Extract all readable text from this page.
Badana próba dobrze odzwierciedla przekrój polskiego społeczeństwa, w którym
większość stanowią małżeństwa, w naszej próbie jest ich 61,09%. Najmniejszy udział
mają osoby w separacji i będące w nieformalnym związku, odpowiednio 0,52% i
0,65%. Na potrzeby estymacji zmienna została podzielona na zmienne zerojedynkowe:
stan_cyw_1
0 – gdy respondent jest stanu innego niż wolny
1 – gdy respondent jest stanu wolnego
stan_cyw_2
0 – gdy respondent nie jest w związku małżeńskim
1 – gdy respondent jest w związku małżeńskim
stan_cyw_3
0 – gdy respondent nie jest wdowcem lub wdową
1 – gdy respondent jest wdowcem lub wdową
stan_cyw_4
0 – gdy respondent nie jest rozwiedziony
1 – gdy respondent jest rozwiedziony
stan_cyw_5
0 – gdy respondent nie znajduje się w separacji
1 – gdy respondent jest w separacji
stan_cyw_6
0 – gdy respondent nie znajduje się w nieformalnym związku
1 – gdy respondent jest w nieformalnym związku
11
:::
### [Task prompt]
Pull every line containing "rozwiedziony" out of the data above.

### [Output for this exercise]
0 – gdy respondent nie jest rozwiedziony
1 – gdy respondent jest rozwiedziony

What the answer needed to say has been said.